- Exercise prompt
Copy the records below exactly, leaving out every picture.

Stored data:
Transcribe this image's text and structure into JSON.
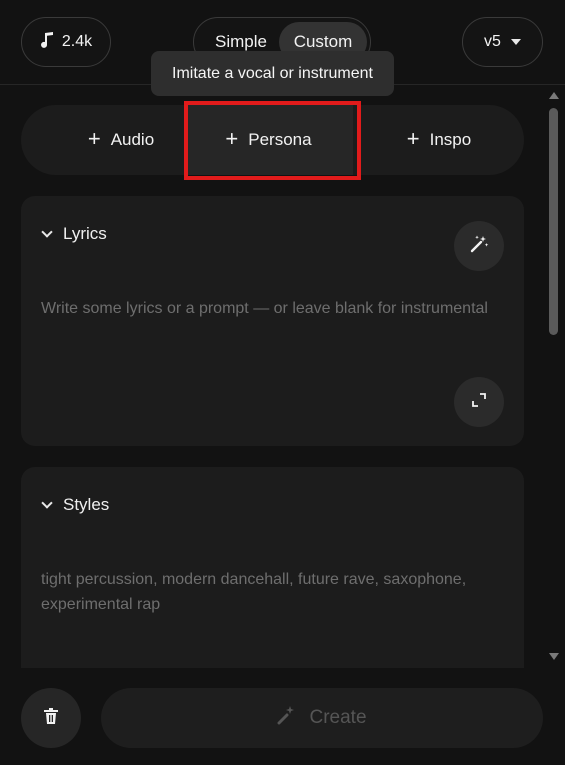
{
  "header": {
    "credits": "2.4k",
    "modes": [
      "Simple",
      "Custom"
    ],
    "active_mode": "Custom",
    "version": "v5"
  },
  "tooltip": "Imitate a vocal or instrument",
  "add_buttons": {
    "audio": "Audio",
    "persona": "Persona",
    "inspo": "Inspo",
    "plus_glyph": "+"
  },
  "lyrics": {
    "title": "Lyrics",
    "placeholder": "Write some lyrics or a prompt — or leave blank for instrumental"
  },
  "styles": {
    "title": "Styles",
    "placeholder": "tight percussion, modern dancehall, future rave, saxophone, experimental rap"
  },
  "footer": {
    "create_label": "Create"
  },
  "colors": {
    "highlight": "#e11b1b",
    "background": "#121212",
    "card": "#1c1c1c"
  },
  "icons": [
    "music-note-icon",
    "caret-down-icon",
    "chevron-down-icon",
    "magic-wand-icon",
    "expand-icon",
    "trash-icon",
    "create-sparkle-icon"
  ]
}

- Exercise answer
Transcribe this image's text and structure into JSON.
{
  "header": {
    "credits": "2.4k",
    "modes": [
      "Simple",
      "Custom"
    ],
    "active_mode": "Custom",
    "version": "v5"
  },
  "tooltip": "Imitate a vocal or instrument",
  "add_buttons": {
    "audio": "Audio",
    "persona": "Persona",
    "inspo": "Inspo",
    "plus_glyph": "+"
  },
  "lyrics": {
    "title": "Lyrics",
    "placeholder": "Write some lyrics or a prompt — or leave blank for instrumental"
  },
  "styles": {
    "title": "Styles",
    "placeholder": "tight percussion, modern dancehall, future rave, saxophone, experimental rap"
  },
  "footer": {
    "create_label": "Create"
  },
  "colors": {
    "highlight": "#e11b1b",
    "background": "#121212",
    "card": "#1c1c1c"
  },
  "icons": [
    "music-note-icon",
    "caret-down-icon",
    "chevron-down-icon",
    "magic-wand-icon",
    "expand-icon",
    "trash-icon",
    "create-sparkle-icon"
  ]
}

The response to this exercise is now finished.